══ Provided material

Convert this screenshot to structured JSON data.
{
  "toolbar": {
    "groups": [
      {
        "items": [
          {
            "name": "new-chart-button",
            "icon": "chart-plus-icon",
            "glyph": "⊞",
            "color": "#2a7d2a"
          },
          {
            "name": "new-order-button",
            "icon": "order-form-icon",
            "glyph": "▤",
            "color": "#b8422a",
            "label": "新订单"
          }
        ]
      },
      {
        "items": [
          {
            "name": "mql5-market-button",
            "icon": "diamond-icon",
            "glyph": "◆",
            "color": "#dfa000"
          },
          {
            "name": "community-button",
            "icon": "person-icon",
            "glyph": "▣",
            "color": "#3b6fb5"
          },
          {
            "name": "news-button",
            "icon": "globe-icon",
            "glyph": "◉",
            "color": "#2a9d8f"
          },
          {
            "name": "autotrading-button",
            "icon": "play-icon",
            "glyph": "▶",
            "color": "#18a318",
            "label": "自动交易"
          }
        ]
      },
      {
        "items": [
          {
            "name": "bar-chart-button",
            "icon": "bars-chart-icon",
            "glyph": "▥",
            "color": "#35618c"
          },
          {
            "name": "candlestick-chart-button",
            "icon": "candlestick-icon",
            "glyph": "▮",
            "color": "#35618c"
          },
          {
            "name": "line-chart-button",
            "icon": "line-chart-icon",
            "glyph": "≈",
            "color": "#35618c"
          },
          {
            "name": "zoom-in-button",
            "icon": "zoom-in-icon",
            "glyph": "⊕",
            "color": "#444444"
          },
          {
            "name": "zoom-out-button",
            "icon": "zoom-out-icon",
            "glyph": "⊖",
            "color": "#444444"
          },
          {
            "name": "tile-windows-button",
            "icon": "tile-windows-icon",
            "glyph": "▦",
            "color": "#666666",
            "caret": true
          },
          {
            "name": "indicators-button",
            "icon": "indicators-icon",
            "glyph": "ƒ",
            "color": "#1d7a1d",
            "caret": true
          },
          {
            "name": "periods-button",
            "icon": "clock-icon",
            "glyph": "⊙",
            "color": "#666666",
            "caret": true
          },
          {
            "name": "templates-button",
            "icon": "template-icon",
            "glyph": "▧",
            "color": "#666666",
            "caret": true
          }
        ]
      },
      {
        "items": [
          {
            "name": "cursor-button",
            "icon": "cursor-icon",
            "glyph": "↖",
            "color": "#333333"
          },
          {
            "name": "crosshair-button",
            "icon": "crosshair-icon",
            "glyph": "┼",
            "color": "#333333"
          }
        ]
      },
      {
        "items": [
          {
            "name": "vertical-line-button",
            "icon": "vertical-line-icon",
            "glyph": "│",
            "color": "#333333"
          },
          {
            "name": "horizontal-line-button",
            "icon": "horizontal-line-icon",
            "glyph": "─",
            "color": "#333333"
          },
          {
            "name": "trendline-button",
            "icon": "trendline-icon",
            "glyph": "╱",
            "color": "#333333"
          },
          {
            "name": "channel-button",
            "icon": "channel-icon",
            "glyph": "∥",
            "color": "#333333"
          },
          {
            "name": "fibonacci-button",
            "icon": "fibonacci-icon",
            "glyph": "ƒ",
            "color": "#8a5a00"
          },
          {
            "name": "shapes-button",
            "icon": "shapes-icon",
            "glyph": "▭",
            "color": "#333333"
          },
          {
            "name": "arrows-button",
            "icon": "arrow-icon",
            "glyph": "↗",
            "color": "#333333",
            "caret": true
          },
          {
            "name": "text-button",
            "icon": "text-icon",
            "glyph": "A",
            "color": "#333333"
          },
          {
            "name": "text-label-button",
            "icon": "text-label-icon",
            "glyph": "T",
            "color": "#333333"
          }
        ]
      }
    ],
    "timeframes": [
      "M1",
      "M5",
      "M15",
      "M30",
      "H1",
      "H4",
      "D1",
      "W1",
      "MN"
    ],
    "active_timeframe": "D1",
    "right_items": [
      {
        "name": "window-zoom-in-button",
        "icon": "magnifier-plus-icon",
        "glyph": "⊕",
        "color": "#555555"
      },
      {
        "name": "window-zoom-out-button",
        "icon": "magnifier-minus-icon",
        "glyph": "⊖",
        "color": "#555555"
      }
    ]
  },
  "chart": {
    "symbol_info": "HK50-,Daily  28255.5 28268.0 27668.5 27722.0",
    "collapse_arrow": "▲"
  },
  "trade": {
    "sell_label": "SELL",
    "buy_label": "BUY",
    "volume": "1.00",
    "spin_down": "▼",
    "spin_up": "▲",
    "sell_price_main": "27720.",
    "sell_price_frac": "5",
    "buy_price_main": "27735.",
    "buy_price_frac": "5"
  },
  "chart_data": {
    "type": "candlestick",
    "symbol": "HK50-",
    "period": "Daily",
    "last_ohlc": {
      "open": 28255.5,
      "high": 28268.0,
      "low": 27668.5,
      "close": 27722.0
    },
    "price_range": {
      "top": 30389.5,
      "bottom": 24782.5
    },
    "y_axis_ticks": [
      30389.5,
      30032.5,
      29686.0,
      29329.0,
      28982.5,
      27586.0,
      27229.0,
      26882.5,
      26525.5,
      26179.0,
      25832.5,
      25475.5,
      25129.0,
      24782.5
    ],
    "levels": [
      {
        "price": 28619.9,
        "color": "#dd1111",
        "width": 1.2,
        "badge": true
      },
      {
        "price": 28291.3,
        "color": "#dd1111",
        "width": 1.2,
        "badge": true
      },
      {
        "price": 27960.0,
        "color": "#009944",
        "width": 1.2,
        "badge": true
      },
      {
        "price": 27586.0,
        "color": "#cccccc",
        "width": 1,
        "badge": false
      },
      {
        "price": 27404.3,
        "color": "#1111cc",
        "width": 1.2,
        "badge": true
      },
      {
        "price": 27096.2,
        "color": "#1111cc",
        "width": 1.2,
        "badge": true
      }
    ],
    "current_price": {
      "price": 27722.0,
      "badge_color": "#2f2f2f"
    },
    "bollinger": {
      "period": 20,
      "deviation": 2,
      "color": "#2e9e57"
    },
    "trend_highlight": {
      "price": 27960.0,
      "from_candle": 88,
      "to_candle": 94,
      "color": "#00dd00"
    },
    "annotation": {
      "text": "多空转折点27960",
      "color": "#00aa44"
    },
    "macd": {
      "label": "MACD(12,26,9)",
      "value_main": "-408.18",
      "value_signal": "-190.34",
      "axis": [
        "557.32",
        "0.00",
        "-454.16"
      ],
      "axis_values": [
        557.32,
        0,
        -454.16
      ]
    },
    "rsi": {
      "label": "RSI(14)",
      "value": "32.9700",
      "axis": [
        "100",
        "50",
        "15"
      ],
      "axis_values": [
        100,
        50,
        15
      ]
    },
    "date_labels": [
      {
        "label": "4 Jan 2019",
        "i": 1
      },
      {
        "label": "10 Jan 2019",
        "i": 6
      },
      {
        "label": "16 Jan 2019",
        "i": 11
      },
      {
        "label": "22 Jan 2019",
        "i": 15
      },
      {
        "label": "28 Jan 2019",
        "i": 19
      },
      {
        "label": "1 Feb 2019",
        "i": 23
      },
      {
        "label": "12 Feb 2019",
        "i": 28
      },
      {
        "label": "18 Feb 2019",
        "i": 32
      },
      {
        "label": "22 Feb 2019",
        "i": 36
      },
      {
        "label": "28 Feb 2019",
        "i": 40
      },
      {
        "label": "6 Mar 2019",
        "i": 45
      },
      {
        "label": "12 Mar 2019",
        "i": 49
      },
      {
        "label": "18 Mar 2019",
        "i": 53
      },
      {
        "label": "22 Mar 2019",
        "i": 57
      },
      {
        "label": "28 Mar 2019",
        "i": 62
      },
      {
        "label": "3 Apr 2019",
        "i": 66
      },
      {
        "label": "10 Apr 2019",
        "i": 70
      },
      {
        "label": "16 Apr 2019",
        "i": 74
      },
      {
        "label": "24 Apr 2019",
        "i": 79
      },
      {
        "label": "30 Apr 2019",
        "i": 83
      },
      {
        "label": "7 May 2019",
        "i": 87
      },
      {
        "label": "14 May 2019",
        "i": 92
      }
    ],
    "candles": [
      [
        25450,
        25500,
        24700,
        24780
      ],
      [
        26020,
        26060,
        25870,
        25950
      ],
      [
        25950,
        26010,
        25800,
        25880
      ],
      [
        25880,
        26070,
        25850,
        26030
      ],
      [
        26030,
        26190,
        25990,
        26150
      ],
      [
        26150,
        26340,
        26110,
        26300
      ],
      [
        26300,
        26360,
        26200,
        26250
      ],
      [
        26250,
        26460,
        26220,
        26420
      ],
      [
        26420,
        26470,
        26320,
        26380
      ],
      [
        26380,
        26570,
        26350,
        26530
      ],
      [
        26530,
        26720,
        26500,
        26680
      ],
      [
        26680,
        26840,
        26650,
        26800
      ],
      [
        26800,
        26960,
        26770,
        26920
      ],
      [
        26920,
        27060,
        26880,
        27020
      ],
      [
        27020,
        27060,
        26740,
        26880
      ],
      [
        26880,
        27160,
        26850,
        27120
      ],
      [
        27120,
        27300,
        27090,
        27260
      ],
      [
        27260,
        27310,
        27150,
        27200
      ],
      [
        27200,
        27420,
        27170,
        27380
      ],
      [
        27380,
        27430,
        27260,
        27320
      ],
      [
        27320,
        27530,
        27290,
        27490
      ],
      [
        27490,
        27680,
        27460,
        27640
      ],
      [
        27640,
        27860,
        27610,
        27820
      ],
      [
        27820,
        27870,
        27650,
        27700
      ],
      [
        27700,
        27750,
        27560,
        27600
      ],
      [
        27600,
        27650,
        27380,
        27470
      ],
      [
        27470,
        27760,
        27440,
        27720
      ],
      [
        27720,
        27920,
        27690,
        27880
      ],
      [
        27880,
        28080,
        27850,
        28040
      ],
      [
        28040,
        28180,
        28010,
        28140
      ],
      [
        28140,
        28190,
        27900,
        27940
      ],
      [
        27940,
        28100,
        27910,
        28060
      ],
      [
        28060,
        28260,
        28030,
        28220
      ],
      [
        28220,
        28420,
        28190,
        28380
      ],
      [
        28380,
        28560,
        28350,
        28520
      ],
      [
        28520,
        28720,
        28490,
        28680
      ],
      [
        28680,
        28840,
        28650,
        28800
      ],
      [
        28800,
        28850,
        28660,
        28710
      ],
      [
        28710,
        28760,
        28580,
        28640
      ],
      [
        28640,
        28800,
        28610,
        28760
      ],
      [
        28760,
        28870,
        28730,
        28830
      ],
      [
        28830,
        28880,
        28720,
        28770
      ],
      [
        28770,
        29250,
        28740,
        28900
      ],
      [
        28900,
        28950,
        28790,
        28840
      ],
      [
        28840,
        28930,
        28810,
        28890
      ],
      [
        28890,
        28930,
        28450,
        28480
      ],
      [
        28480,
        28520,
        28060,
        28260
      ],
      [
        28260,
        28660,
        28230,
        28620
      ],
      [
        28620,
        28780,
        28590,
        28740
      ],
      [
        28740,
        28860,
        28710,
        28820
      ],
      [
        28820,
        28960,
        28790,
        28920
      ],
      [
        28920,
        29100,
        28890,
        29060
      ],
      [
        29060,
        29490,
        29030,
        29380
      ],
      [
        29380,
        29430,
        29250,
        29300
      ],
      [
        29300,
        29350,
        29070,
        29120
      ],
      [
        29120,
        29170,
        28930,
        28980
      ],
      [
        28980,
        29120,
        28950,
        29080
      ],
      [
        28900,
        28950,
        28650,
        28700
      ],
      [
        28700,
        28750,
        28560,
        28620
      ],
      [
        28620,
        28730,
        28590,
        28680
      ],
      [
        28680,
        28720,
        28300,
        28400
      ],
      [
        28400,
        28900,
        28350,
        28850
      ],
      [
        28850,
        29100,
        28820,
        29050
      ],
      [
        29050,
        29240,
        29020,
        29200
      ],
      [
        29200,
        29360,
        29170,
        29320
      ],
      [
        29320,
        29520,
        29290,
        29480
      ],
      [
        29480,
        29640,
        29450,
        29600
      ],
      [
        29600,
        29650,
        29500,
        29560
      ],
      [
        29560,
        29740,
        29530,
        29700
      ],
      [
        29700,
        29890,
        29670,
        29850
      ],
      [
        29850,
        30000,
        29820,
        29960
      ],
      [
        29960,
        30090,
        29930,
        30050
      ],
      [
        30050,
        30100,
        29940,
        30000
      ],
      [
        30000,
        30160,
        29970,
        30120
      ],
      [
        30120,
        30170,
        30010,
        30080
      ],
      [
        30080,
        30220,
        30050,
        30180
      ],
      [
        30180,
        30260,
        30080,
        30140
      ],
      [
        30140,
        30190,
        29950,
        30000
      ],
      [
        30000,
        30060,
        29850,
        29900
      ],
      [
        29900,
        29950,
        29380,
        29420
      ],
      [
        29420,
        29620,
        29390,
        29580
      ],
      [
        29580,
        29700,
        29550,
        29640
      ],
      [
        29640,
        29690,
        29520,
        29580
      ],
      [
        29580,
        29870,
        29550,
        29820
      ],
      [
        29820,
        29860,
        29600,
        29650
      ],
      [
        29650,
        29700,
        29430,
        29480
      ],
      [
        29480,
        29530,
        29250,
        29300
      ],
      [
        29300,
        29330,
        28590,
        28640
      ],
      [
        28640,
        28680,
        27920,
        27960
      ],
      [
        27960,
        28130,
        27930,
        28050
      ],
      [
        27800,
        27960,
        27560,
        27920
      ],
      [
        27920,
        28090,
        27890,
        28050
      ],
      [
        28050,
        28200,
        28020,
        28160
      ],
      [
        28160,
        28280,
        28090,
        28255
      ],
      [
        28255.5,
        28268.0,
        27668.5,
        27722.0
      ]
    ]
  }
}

════

#### Task goal:
Only the count is needed: the number of lines in the data that include the word "plus".

#### Answer to this task:
2